[Figure dataset records]
------------------------------

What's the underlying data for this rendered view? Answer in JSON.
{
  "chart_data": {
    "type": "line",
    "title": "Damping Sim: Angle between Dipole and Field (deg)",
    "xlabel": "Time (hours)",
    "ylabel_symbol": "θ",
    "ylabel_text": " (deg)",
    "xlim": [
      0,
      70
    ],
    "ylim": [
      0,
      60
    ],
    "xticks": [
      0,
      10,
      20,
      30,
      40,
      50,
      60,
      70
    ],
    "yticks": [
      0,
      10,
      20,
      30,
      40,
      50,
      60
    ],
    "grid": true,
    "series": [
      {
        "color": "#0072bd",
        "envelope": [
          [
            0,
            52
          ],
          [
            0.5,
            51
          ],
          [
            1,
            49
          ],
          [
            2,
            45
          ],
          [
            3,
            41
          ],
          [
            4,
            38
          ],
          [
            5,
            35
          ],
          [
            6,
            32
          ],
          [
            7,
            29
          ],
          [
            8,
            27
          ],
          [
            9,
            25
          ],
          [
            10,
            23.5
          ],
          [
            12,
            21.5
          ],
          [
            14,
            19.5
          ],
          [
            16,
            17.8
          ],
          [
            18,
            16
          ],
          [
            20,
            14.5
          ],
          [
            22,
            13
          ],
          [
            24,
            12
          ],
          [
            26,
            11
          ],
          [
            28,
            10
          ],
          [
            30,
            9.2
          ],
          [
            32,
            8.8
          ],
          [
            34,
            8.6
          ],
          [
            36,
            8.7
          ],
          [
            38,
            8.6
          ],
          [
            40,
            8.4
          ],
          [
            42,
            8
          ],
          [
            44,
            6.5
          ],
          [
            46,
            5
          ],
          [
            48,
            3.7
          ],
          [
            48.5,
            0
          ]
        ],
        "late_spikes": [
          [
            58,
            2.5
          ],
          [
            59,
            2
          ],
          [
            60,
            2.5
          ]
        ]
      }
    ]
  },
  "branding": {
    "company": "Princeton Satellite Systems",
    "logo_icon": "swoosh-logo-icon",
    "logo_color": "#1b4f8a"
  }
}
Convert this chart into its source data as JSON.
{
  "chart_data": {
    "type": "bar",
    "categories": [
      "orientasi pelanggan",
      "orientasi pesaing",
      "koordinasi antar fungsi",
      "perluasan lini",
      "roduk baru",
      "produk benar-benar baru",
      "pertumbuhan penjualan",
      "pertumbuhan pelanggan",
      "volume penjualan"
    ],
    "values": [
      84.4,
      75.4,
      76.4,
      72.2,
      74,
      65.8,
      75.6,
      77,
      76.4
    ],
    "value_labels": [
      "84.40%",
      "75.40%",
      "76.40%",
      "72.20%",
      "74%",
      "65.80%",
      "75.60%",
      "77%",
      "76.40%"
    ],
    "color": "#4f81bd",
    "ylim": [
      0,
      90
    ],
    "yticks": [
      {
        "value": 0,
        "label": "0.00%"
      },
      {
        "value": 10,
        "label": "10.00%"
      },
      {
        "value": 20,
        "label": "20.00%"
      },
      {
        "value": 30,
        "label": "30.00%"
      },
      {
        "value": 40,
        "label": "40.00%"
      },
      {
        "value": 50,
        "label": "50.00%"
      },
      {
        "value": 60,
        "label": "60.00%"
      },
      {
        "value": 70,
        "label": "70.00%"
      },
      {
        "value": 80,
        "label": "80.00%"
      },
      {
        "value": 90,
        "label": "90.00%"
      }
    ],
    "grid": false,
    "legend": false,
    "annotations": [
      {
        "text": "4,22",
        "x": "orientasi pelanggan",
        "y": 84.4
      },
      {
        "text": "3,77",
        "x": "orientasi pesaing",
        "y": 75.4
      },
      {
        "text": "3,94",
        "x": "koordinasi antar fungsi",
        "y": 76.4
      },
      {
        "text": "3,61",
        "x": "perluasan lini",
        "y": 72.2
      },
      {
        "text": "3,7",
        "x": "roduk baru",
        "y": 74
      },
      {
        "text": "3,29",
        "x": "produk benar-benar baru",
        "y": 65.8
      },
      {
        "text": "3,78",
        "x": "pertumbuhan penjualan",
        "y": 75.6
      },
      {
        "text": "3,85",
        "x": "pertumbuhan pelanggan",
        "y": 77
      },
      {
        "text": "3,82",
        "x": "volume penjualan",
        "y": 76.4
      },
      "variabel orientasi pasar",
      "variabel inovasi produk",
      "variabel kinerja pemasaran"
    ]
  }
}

------------------------------

All of the records must be repeated exactly.

What's the underlying data for this rendered view? Answer in JSON.
{
  "chart_data": {
    "type": "line",
    "title": "Damping Sim: Angle between Dipole and Field (deg)",
    "xlabel": "Time (hours)",
    "ylabel_symbol": "θ",
    "ylabel_text": " (deg)",
    "xlim": [
      0,
      70
    ],
    "ylim": [
      0,
      60
    ],
    "xticks": [
      0,
      10,
      20,
      30,
      40,
      50,
      60,
      70
    ],
    "yticks": [
      0,
      10,
      20,
      30,
      40,
      50,
      60
    ],
    "grid": true,
    "series": [
      {
        "color": "#0072bd",
        "envelope": [
          [
            0,
            52
          ],
          [
            0.5,
            51
          ],
          [
            1,
            49
          ],
          [
            2,
            45
          ],
          [
            3,
            41
          ],
          [
            4,
            38
          ],
          [
            5,
            35
          ],
          [
            6,
            32
          ],
          [
            7,
            29
          ],
          [
            8,
            27
          ],
          [
            9,
            25
          ],
          [
            10,
            23.5
          ],
          [
            12,
            21.5
          ],
          [
            14,
            19.5
          ],
          [
            16,
            17.8
          ],
          [
            18,
            16
          ],
          [
            20,
            14.5
          ],
          [
            22,
            13
          ],
          [
            24,
            12
          ],
          [
            26,
            11
          ],
          [
            28,
            10
          ],
          [
            30,
            9.2
          ],
          [
            32,
            8.8
          ],
          [
            34,
            8.6
          ],
          [
            36,
            8.7
          ],
          [
            38,
            8.6
          ],
          [
            40,
            8.4
          ],
          [
            42,
            8
          ],
          [
            44,
            6.5
          ],
          [
            46,
            5
          ],
          [
            48,
            3.7
          ],
          [
            48.5,
            0
          ]
        ],
        "late_spikes": [
          [
            58,
            2.5
          ],
          [
            59,
            2
          ],
          [
            60,
            2.5
          ]
        ]
      }
    ]
  },
  "branding": {
    "company": "Princeton Satellite Systems",
    "logo_icon": "swoosh-logo-icon",
    "logo_color": "#1b4f8a"
  }
}
Convert this chart into its source data as JSON.
{
  "chart_data": {
    "type": "bar",
    "categories": [
      "orientasi pelanggan",
      "orientasi pesaing",
      "koordinasi antar fungsi",
      "perluasan lini",
      "roduk baru",
      "produk benar-benar baru",
      "pertumbuhan penjualan",
      "pertumbuhan pelanggan",
      "volume penjualan"
    ],
    "values": [
      84.4,
      75.4,
      76.4,
      72.2,
      74,
      65.8,
      75.6,
      77,
      76.4
    ],
    "value_labels": [
      "84.40%",
      "75.40%",
      "76.40%",
      "72.20%",
      "74%",
      "65.80%",
      "75.60%",
      "77%",
      "76.40%"
    ],
    "color": "#4f81bd",
    "ylim": [
      0,
      90
    ],
    "yticks": [
      {
        "value": 0,
        "label": "0.00%"
      },
      {
        "value": 10,
        "label": "10.00%"
      },
      {
        "value": 20,
        "label": "20.00%"
      },
      {
        "value": 30,
        "label": "30.00%"
      },
      {
        "value": 40,
        "label": "40.00%"
      },
      {
        "value": 50,
        "label": "50.00%"
      },
      {
        "value": 60,
        "label": "60.00%"
      },
      {
        "value": 70,
        "label": "70.00%"
      },
      {
        "value": 80,
        "label": "80.00%"
      },
      {
        "value": 90,
        "label": "90.00%"
      }
    ],
    "grid": false,
    "legend": false,
    "annotations": [
      {
        "text": "4,22",
        "x": "orientasi pelanggan",
        "y": 84.4
      },
      {
        "text": "3,77",
        "x": "orientasi pesaing",
        "y": 75.4
      },
      {
        "text": "3,94",
        "x": "koordinasi antar fungsi",
        "y": 76.4
      },
      {
        "text": "3,61",
        "x": "perluasan lini",
        "y": 72.2
      },
      {
        "text": "3,7",
        "x": "roduk baru",
        "y": 74
      },
      {
        "text": "3,29",
        "x": "produk benar-benar baru",
        "y": 65.8
      },
      {
        "text": "3,78",
        "x": "pertumbuhan penjualan",
        "y": 75.6
      },
      {
        "text": "3,85",
        "x": "pertumbuhan pelanggan",
        "y": 77
      },
      {
        "text": "3,82",
        "x": "volume penjualan",
        "y": 76.4
      },
      "variabel orientasi pasar",
      "variabel inovasi produk",
      "variabel kinerja pemasaran"
    ]
  }
}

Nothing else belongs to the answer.